- _To do_: Continue the text on the core muscle systems, picking up after its final sentence.

- _Text section_:
Your core is considered your "powerhouse" as it is the foundation for movement and in some exercises, such as Pilates, it is the focus of each movement. There are four muscle systems that work together to stabilize the pelvis and lumbar (lower) spine to efficiently execute movement such as lifting, bending, sitting, twisting, walking, running or jumping. When your spine is supported and strong, your posture improves. Good spinal health and posture has a direct impact on your general health as well.
Think of your core as a cylinder with muscles forming the top, bottom and sides. These muscle systems are:
Transverse abdominals - abdominal muscles that wrap around the front of your torso from the top of the hip bones to the bottom of your rib cage.
Multifidi - small muscles running along the spinal column. When you contract the transverse abdominals, the slight squeeze you feel around your spine are the multifidi muscles at work. The transverse abdominals and multifidi make up the sides of your core.

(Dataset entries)

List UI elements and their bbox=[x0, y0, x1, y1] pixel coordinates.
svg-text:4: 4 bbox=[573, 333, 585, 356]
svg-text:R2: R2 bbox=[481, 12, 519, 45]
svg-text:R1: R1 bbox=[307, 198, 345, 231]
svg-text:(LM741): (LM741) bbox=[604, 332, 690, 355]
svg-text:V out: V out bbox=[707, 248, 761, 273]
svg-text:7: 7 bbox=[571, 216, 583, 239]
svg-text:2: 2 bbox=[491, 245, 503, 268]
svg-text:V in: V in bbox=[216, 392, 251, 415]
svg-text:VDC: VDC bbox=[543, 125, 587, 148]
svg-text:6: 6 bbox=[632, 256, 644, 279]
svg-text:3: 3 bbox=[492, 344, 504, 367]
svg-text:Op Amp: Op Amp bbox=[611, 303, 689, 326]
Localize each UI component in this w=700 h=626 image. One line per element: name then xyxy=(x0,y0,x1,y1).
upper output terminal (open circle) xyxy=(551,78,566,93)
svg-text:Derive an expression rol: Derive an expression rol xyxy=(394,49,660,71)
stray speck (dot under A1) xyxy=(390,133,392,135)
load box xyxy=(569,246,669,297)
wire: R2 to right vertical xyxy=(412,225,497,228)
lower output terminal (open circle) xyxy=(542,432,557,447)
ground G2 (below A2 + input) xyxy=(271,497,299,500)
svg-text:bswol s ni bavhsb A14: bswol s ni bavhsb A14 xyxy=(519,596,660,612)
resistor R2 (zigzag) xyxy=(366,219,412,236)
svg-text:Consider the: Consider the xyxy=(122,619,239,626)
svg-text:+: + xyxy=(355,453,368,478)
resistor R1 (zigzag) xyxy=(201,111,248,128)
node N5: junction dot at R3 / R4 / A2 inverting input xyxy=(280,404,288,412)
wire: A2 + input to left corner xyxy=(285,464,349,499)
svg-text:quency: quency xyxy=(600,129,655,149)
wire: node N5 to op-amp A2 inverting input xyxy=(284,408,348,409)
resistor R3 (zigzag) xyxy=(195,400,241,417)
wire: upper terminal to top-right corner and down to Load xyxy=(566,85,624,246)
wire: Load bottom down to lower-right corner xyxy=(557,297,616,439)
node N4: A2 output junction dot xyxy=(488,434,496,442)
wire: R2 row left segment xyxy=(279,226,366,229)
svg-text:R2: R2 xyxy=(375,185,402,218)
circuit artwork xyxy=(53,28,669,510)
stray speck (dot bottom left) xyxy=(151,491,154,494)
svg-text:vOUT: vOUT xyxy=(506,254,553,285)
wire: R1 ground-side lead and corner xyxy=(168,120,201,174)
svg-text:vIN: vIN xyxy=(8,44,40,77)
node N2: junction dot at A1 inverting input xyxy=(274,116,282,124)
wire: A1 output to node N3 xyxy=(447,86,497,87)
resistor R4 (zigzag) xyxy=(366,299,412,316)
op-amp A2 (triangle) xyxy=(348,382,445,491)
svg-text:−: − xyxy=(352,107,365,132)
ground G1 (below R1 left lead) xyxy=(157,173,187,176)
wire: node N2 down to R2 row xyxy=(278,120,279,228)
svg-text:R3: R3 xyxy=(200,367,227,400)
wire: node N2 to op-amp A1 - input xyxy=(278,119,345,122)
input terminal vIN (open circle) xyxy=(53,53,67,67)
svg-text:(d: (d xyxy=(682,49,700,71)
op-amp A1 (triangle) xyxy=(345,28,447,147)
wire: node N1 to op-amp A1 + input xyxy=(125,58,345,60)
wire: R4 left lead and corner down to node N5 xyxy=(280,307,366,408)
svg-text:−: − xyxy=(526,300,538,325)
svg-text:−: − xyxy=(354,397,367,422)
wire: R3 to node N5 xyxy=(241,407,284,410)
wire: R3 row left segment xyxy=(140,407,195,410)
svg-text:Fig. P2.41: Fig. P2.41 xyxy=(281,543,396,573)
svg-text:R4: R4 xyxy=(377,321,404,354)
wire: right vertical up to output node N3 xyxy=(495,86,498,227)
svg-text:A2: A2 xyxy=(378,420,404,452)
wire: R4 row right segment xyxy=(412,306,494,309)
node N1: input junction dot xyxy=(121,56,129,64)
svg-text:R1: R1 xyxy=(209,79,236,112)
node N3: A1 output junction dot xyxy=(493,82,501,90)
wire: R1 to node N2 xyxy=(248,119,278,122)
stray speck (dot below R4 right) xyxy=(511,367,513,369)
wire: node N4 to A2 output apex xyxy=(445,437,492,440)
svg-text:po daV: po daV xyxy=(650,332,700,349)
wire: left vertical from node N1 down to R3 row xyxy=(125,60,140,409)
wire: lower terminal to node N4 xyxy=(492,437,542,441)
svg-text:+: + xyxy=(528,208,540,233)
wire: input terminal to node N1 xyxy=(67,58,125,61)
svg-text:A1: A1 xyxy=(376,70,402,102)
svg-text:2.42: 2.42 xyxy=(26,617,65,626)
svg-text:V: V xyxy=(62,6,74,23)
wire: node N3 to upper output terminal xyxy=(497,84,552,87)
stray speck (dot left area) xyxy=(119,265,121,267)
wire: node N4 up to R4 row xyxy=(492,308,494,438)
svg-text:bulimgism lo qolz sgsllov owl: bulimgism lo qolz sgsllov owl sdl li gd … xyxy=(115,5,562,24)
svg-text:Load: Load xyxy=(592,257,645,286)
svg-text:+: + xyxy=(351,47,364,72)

- _Reply to the task_:
Pelvic Floor - The pelvic floor muscles hold the pelvis together, connecting it to the thigh bones. Also known as the "bathroom" muscles - you know them from when you have to hold it. They work together with the diaphragm and form the bottom of the cylinder.
Diaphragm - The primary muscle for breathing. Located inside the rib cage, it forms a dome through its attachment to the ribs, spine and sternum. Breathing techniques can be used to facilitate movement, improve strength, increase mobility during exercise and help focus the mind. The diaphragm works with the pelvic floor muscles to form the top of the cylinder.